▸ GIVEN TASK
Each line of the material below that holds the word "text" needs to be copied.

Start PROVIDED INFORMATION

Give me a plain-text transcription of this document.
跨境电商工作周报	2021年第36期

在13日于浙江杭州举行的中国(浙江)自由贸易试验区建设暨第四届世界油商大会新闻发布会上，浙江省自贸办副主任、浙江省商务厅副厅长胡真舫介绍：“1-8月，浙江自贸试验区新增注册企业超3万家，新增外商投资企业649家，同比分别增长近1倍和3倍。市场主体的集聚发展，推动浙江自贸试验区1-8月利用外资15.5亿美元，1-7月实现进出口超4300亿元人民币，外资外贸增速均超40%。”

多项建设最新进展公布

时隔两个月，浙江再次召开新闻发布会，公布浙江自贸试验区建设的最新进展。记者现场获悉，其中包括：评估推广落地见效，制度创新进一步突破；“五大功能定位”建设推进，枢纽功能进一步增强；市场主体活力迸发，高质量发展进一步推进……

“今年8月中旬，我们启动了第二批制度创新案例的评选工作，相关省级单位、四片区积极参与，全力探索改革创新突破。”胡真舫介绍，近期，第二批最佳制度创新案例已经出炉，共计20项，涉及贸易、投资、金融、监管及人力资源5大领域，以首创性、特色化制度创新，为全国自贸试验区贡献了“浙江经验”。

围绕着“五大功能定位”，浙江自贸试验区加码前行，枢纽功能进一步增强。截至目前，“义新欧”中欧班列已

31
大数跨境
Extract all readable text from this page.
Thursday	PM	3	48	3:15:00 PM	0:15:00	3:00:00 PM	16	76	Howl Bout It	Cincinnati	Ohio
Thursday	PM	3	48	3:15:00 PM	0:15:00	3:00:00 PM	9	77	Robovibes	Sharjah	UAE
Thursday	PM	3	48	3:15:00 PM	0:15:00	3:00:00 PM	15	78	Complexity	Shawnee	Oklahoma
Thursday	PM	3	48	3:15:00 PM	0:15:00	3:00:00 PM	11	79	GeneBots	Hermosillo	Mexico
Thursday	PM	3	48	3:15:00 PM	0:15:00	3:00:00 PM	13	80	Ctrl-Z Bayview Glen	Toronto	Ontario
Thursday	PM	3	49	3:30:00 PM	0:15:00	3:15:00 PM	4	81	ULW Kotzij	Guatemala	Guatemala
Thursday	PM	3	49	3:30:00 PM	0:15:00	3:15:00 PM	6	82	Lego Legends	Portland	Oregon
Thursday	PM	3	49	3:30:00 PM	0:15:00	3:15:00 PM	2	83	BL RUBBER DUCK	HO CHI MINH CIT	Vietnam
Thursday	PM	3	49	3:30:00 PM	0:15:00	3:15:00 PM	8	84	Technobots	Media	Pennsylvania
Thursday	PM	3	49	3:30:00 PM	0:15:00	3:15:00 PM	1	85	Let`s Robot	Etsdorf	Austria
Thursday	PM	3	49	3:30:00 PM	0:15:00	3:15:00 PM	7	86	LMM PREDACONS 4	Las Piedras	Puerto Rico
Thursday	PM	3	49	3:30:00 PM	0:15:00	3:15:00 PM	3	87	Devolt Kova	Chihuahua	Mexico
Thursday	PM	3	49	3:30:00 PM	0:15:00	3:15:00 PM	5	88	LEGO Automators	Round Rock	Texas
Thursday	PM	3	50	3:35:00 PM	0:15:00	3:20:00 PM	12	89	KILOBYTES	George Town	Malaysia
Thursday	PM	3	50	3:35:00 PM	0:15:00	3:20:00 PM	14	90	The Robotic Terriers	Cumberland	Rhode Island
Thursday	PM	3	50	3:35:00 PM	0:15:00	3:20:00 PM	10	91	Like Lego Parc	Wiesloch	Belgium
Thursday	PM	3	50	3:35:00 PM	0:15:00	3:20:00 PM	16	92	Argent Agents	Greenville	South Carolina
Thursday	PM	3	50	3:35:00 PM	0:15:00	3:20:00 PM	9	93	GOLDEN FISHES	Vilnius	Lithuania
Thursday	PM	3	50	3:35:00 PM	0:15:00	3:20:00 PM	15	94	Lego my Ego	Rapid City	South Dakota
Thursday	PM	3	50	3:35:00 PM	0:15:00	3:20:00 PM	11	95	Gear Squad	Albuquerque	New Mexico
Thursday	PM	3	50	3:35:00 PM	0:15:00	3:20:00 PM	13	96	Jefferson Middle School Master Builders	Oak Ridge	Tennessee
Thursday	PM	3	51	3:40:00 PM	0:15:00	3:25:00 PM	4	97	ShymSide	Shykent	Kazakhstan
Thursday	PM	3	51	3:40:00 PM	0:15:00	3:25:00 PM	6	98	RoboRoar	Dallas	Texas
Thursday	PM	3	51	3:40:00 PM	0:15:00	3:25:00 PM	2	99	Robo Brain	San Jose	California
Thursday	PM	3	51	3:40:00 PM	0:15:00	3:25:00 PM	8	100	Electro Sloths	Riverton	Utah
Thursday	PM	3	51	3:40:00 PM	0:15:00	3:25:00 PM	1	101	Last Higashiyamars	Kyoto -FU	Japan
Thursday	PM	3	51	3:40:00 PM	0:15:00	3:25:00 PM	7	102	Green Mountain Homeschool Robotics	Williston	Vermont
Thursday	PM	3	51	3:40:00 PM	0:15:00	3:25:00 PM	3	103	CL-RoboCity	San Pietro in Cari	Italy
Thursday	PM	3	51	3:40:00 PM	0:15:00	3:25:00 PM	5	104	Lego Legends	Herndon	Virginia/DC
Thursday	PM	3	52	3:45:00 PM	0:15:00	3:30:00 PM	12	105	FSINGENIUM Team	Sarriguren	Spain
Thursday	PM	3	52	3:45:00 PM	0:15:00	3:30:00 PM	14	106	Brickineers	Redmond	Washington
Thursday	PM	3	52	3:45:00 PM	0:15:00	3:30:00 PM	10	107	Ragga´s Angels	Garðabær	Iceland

End PROVIDED INFORMATION

▸ RESULT BELOW
Give me a plain-text transcription of this document.
Extract all readable text from this page.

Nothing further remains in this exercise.